── THE INPUT

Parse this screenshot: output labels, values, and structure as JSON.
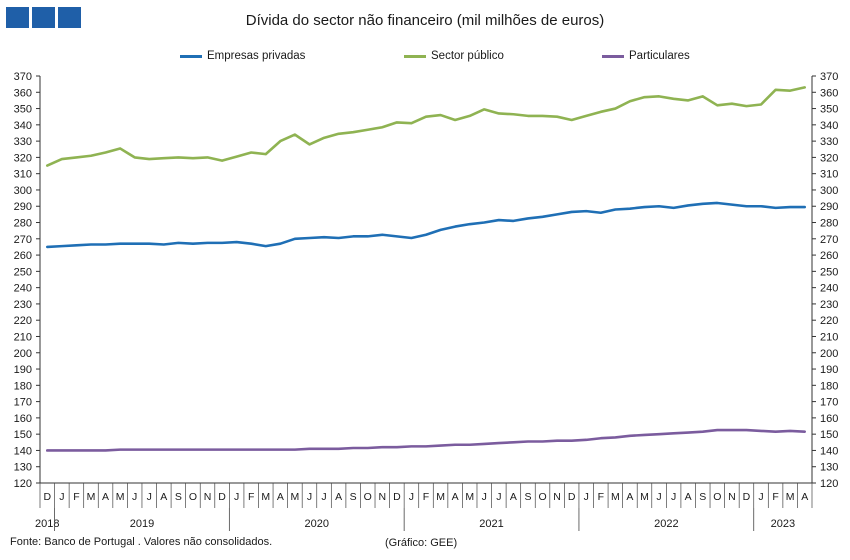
{
  "header": {
    "logo_icon": "banco-de-portugal-logo-icon"
  },
  "chart_data": {
    "type": "line",
    "title": "Dívida do sector não financeiro (mil milhões de euros)",
    "ylim": [
      120,
      370
    ],
    "y_ticks": [
      120,
      130,
      140,
      150,
      160,
      170,
      180,
      190,
      200,
      210,
      220,
      230,
      240,
      250,
      260,
      270,
      280,
      290,
      300,
      310,
      320,
      330,
      340,
      350,
      360,
      370
    ],
    "y_axis_right": true,
    "grid": false,
    "legend_position": "top",
    "x_month_labels": [
      "D",
      "J",
      "F",
      "M",
      "A",
      "M",
      "J",
      "J",
      "A",
      "S",
      "O",
      "N",
      "D",
      "J",
      "F",
      "M",
      "A",
      "M",
      "J",
      "J",
      "A",
      "S",
      "O",
      "N",
      "D",
      "J",
      "F",
      "M",
      "A",
      "M",
      "J",
      "J",
      "A",
      "S",
      "O",
      "N",
      "D",
      "J",
      "F",
      "M",
      "A",
      "M",
      "J",
      "J",
      "A",
      "S",
      "O",
      "N",
      "D",
      "J",
      "F",
      "M",
      "A"
    ],
    "x_year_groups": [
      {
        "label": "2018",
        "start": 0,
        "count": 1
      },
      {
        "label": "2019",
        "start": 1,
        "count": 12
      },
      {
        "label": "2020",
        "start": 13,
        "count": 12
      },
      {
        "label": "2021",
        "start": 25,
        "count": 12
      },
      {
        "label": "2022",
        "start": 37,
        "count": 12
      },
      {
        "label": "2023",
        "start": 49,
        "count": 4
      }
    ],
    "series": [
      {
        "name": "Empresas privadas",
        "color": "#1f6fb5",
        "values": [
          265,
          265.5,
          266,
          266.5,
          266.5,
          267,
          267,
          267,
          266.5,
          267.5,
          267,
          267.5,
          267.5,
          268,
          267,
          265.5,
          267,
          270,
          270.5,
          271,
          270.5,
          271.5,
          271.5,
          272.5,
          271.5,
          270.5,
          272.5,
          275.5,
          277.5,
          279,
          280,
          281.5,
          281,
          282.5,
          283.5,
          285,
          286.5,
          287,
          286,
          288,
          288.5,
          289.5,
          290,
          289,
          290.5,
          291.5,
          292,
          291,
          290,
          290,
          289,
          289.5,
          289.5
        ]
      },
      {
        "name": "Sector público",
        "color": "#8fb352",
        "values": [
          315,
          319,
          320,
          321,
          323,
          325.5,
          320,
          319,
          319.5,
          320,
          319.5,
          320,
          318,
          320.5,
          323,
          322,
          330,
          334,
          328,
          332,
          334.5,
          335.5,
          337,
          338.5,
          341.5,
          341,
          345,
          346,
          343,
          345.5,
          349.5,
          347,
          346.5,
          345.5,
          345.5,
          345,
          343,
          345.5,
          348,
          350,
          354.5,
          357,
          357.5,
          356,
          355,
          357.5,
          352,
          353,
          351.5,
          352.5,
          361.5,
          361,
          363
        ]
      },
      {
        "name": "Particulares",
        "color": "#7b5c9e",
        "values": [
          140,
          140,
          140,
          140,
          140,
          140.5,
          140.5,
          140.5,
          140.5,
          140.5,
          140.5,
          140.5,
          140.5,
          140.5,
          140.5,
          140.5,
          140.5,
          140.5,
          141,
          141,
          141,
          141.5,
          141.5,
          142,
          142,
          142.5,
          142.5,
          143,
          143.5,
          143.5,
          144,
          144.5,
          145,
          145.5,
          145.5,
          146,
          146,
          146.5,
          147.5,
          148,
          149,
          149.5,
          150,
          150.5,
          151,
          151.5,
          152.5,
          152.5,
          152.5,
          152,
          151.5,
          152,
          151.5
        ]
      }
    ]
  },
  "footer": {
    "source": "Fonte: Banco de Portugal . Valores não consolidados.",
    "credit": "(Gráfico: GEE)"
  }
}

────

From the entries, report each line that includes the word "color".

ANSWER FOR THE TASK:
        "color": "#1f6fb5",
        "color": "#8fb352",
        "color": "#7b5c9e",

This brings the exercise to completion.